Task goal ->
Locate each line in the records containing "услуги". Copy it.

Data for this exercise ->
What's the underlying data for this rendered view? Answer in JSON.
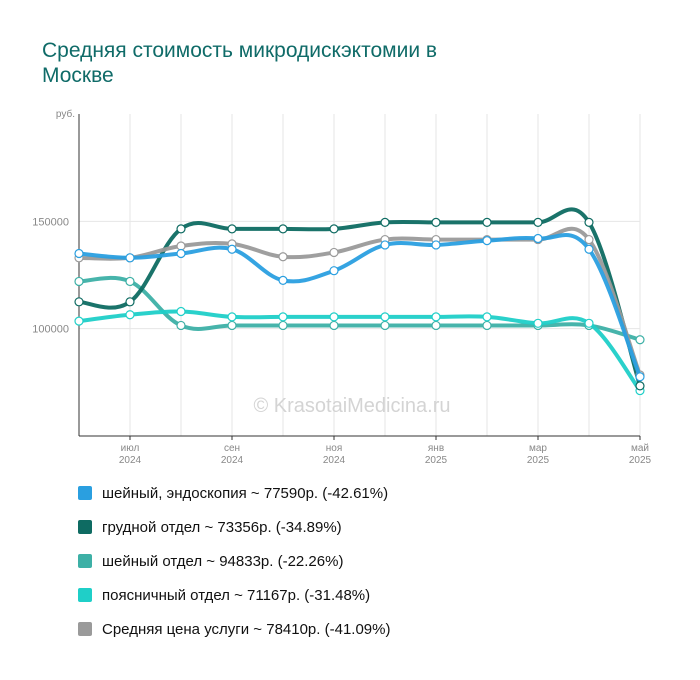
{
  "chart_data": {
    "type": "line",
    "title": "Средняя стоимость микродискэктомии в Москве",
    "ylabel": "руб.",
    "ylim": [
      50000,
      200000
    ],
    "y_ticks": [
      {
        "value": 100000,
        "label": "100000"
      },
      {
        "value": 150000,
        "label": "150000"
      }
    ],
    "x_points": [
      "2024-06",
      "2024-07",
      "2024-08",
      "2024-09",
      "2024-10",
      "2024-11",
      "2024-12",
      "2025-01",
      "2025-02",
      "2025-03",
      "2025-04",
      "2025-05"
    ],
    "x_tick_labels": [
      {
        "index": 1,
        "month": "июл",
        "year": "2024"
      },
      {
        "index": 3,
        "month": "сен",
        "year": "2024"
      },
      {
        "index": 5,
        "month": "ноя",
        "year": "2024"
      },
      {
        "index": 7,
        "month": "янв",
        "year": "2025"
      },
      {
        "index": 9,
        "month": "мар",
        "year": "2025"
      },
      {
        "index": 11,
        "month": "май",
        "year": "2025"
      }
    ],
    "watermark": "© KrasotaiMedicina.ru",
    "grid": true,
    "legend_position": "bottom",
    "series": [
      {
        "name": "шейный, эндоскопия",
        "legend": "шейный, эндоскопия ~ 77590р. (-42.61%)",
        "color": "#2a9fe0",
        "values": [
          135000,
          133000,
          135000,
          137000,
          122500,
          127000,
          139000,
          139000,
          141000,
          142000,
          137000,
          77590
        ]
      },
      {
        "name": "грудной отдел",
        "legend": "грудной отдел ~ 73356р. (-34.89%)",
        "color": "#0e6b62",
        "values": [
          112500,
          112500,
          146500,
          146500,
          146500,
          146500,
          149500,
          149500,
          149500,
          149500,
          149500,
          73356
        ]
      },
      {
        "name": "шейный отдел",
        "legend": "шейный отдел ~ 94833р. (-22.26%)",
        "color": "#3db0a6",
        "values": [
          122000,
          122000,
          101500,
          101500,
          101500,
          101500,
          101500,
          101500,
          101500,
          101500,
          101500,
          94833
        ]
      },
      {
        "name": "поясничный отдел",
        "legend": "поясничный отдел ~ 71167р. (-31.48%)",
        "color": "#1fcfc8",
        "values": [
          103500,
          106500,
          108000,
          105500,
          105500,
          105500,
          105500,
          105500,
          105500,
          102500,
          102500,
          71167
        ]
      },
      {
        "name": "Средняя цена услуги",
        "legend": "Средняя цена услуги ~ 78410р. (-41.09%)",
        "color": "#9a9a9a",
        "values": [
          133000,
          133000,
          138500,
          139500,
          133500,
          135500,
          141500,
          141500,
          141500,
          141500,
          141500,
          78410
        ]
      }
    ]
  }
}
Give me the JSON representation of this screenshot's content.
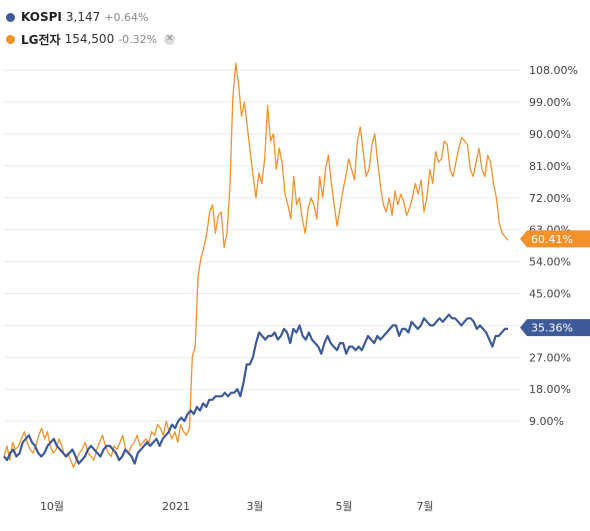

Answer to the problem ->
        "name": "Средняя цена услуги",
        "legend": "Средняя цена услуги ~ 78410р. (-41.09%)",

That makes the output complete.